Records
— start —

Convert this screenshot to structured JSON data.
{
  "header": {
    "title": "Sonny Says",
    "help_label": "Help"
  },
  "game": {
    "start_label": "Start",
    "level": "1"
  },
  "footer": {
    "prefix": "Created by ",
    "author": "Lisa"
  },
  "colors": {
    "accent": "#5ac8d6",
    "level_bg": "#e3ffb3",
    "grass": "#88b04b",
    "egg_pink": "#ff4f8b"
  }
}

— end —
— start —

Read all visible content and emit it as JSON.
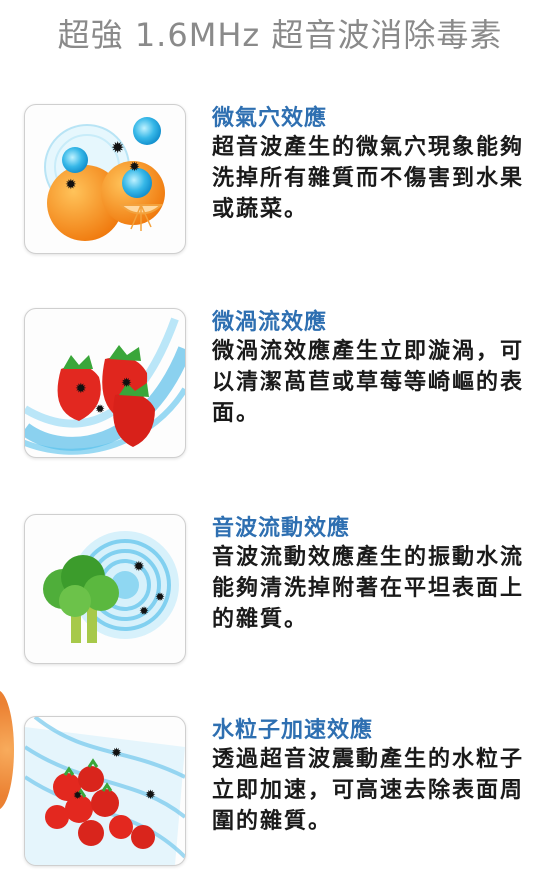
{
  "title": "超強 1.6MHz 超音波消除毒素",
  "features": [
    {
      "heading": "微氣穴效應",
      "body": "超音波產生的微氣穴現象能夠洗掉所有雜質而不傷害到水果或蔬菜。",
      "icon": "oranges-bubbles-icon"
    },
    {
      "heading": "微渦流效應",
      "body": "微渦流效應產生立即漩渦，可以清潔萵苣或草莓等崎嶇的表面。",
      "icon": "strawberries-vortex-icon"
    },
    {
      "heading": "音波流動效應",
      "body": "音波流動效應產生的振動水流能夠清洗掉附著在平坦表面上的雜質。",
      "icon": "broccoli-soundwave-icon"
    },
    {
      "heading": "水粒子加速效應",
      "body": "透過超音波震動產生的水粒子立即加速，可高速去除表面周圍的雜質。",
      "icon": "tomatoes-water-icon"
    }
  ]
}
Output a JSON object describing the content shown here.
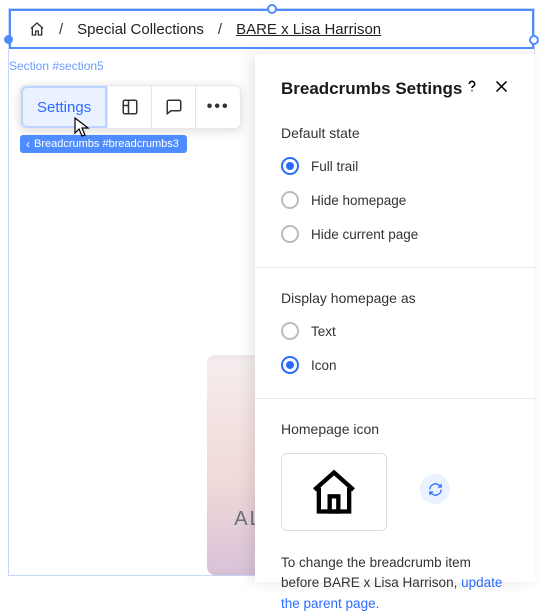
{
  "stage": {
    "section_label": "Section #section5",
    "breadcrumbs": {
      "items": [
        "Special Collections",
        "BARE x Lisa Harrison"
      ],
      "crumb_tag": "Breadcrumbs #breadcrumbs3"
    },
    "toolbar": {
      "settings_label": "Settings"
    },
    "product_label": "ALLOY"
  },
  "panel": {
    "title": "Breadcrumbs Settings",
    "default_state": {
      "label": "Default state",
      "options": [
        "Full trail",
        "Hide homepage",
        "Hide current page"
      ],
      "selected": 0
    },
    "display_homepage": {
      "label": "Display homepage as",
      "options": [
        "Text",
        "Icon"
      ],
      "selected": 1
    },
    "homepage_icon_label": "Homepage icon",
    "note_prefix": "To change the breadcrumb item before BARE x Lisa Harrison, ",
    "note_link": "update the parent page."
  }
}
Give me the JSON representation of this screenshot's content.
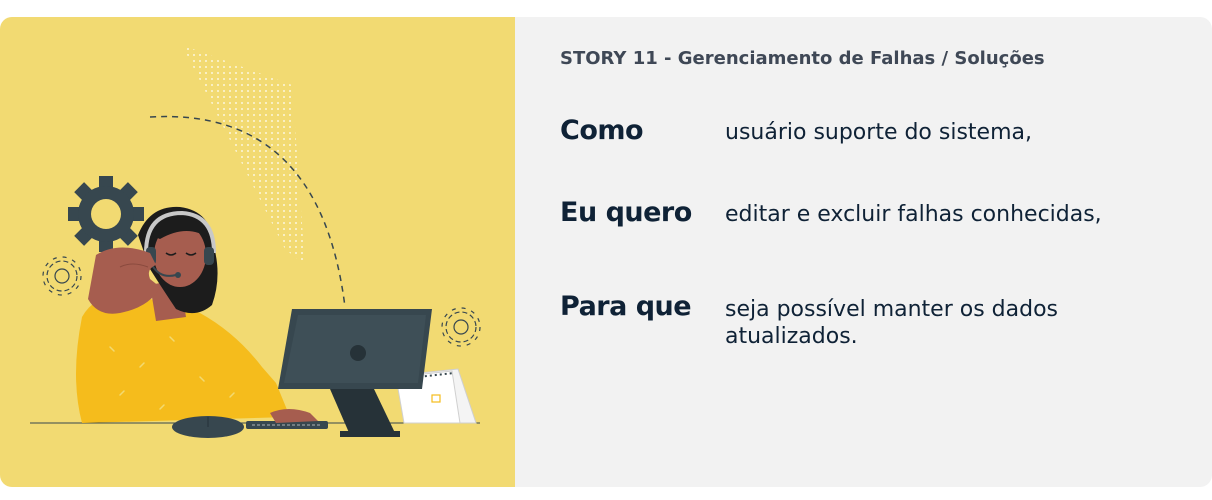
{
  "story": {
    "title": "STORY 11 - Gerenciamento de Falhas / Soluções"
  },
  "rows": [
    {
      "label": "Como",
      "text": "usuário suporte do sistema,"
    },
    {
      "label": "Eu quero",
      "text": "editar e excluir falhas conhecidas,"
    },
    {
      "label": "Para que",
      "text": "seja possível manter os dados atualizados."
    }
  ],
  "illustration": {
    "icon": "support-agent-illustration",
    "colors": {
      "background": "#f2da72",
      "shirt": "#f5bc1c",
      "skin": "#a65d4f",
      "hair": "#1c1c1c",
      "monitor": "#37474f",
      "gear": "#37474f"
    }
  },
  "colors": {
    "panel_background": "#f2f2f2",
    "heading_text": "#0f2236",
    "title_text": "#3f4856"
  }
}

— end —
— start —

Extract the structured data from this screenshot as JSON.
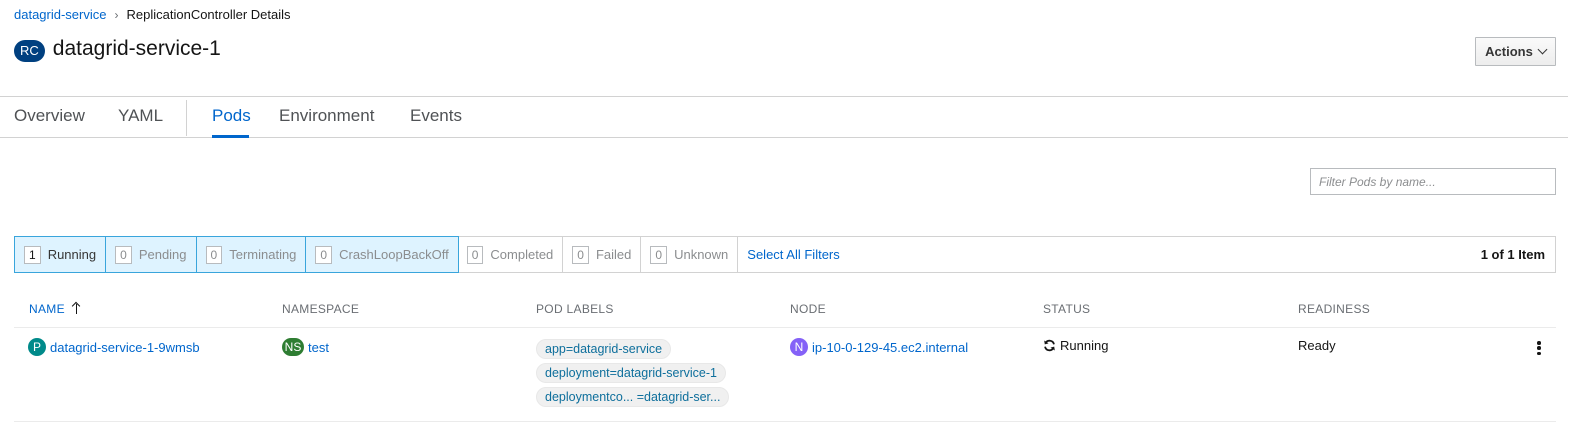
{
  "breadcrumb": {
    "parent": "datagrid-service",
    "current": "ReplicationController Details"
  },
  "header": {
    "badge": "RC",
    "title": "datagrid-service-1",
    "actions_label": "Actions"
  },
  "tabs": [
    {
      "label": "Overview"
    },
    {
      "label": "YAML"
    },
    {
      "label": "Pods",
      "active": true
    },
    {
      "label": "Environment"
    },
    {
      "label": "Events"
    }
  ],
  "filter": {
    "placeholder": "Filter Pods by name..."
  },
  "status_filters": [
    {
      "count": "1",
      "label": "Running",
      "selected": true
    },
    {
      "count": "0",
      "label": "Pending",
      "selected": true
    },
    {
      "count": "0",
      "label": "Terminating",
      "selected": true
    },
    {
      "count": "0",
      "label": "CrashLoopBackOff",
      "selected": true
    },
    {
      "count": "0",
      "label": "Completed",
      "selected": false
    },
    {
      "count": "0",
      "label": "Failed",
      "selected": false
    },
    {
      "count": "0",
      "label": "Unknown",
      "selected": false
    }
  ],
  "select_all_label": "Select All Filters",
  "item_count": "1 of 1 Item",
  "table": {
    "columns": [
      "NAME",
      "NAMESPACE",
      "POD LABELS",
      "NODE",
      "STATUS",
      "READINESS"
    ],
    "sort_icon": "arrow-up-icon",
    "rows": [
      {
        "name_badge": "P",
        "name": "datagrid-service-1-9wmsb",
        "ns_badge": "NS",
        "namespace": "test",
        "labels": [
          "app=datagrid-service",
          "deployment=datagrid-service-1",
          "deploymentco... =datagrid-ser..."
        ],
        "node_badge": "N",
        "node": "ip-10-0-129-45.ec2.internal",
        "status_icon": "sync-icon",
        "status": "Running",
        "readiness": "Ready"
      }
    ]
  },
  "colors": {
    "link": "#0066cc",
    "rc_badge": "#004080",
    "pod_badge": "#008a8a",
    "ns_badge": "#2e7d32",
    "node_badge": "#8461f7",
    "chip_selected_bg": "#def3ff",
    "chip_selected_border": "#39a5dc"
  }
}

— end —

» **To be done**:
Read the entries and pick out all lines that include the word "body".

» **Exercise response**:
      "body": "超音波產生的微氣穴現象能夠洗掉所有雜質而不傷害到水果或蔬菜。",
      "body": "微渦流效應產生立即漩渦，可以清潔萵苣或草莓等崎嶇的表面。",
      "body": "音波流動效應產生的振動水流能夠清洗掉附著在平坦表面上的雜質。",
      "body": "透過超音波震動產生的水粒子立即加速，可高速去除表面周圍的雜質。",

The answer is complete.